• About this exercise: In the data, find the word "Hemoglobin" and copy out every line that has it.

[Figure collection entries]
::::::

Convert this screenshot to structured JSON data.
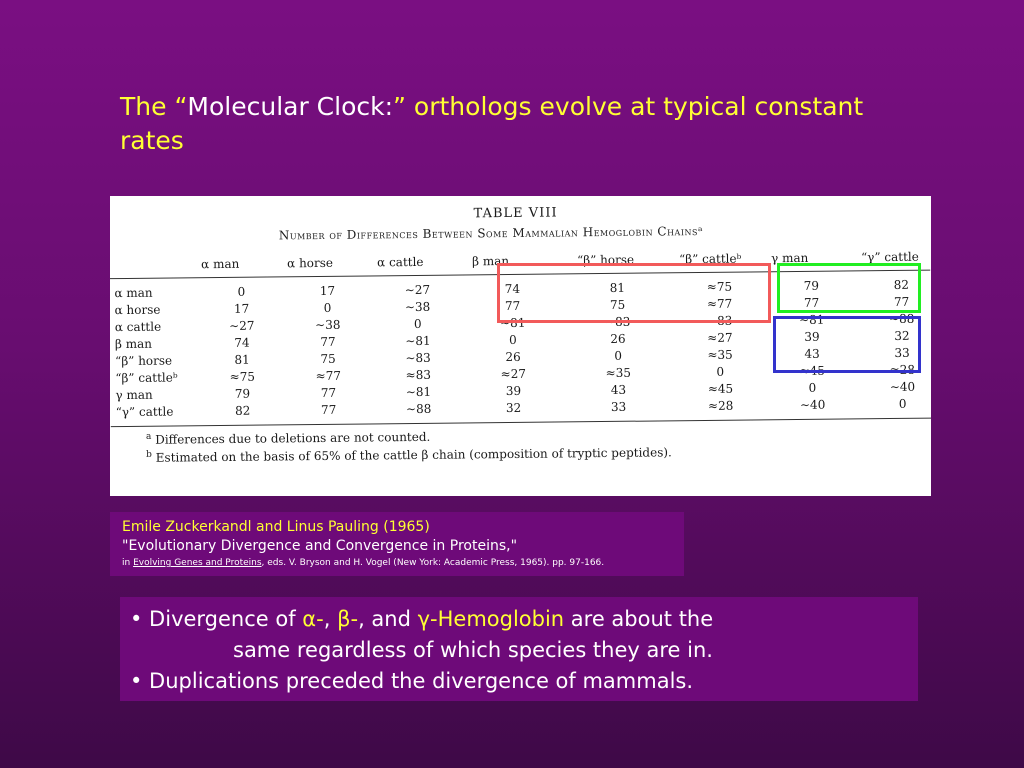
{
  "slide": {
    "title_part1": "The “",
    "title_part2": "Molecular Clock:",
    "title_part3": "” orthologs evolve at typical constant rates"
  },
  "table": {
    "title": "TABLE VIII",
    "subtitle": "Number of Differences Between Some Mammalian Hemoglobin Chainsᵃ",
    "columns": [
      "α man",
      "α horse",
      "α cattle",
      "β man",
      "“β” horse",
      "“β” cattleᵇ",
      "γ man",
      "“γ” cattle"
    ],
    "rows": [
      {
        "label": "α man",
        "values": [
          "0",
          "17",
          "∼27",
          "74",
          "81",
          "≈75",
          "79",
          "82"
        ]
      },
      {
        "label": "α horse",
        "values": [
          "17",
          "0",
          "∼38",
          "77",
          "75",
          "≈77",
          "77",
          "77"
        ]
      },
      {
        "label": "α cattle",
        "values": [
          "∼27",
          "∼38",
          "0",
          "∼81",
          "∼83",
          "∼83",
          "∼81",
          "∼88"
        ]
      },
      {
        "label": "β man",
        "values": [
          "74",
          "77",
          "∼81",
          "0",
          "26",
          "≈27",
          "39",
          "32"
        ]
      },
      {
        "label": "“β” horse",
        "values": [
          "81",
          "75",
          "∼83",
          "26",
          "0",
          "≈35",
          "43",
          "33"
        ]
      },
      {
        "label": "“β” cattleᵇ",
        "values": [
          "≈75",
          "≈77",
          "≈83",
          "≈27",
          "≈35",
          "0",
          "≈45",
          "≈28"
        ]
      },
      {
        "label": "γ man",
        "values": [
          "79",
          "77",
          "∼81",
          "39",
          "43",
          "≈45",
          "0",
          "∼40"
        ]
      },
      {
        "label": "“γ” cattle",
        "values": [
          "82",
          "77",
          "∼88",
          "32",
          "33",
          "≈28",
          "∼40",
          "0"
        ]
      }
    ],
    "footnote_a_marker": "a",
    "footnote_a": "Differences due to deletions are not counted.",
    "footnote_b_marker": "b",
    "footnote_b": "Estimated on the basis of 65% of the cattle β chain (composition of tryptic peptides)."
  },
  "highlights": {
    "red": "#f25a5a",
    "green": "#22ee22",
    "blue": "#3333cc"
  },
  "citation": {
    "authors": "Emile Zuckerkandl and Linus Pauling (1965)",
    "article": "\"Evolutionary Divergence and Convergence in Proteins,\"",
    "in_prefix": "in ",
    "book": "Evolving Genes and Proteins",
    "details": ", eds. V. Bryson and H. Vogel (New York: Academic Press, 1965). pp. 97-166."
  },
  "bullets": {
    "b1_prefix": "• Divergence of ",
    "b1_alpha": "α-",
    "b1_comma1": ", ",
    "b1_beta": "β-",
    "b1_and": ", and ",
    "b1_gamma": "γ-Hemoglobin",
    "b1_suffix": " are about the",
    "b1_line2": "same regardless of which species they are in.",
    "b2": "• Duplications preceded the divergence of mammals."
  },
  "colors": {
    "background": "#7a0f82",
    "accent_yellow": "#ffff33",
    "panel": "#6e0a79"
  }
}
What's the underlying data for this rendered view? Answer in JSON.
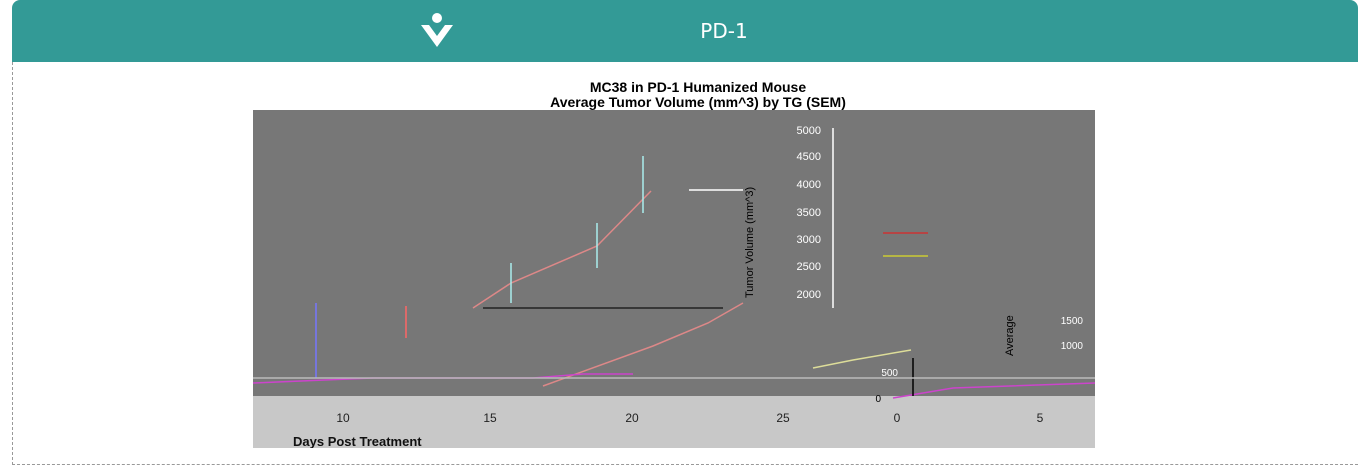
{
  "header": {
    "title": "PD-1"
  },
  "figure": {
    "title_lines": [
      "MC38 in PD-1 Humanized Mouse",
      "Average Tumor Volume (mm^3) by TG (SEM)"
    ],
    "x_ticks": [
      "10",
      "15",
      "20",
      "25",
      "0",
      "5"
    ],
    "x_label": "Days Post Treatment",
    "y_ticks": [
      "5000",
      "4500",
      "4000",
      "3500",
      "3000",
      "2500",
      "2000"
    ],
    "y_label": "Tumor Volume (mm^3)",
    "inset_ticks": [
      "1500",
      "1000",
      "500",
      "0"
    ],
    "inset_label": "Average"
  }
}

::::::

• Final answer:
    "subtitle": "Number of Differences Between Some Mammalian Hemoglobin Chainsᵃ",
    "b1_gamma": "γ-Hemoglobin",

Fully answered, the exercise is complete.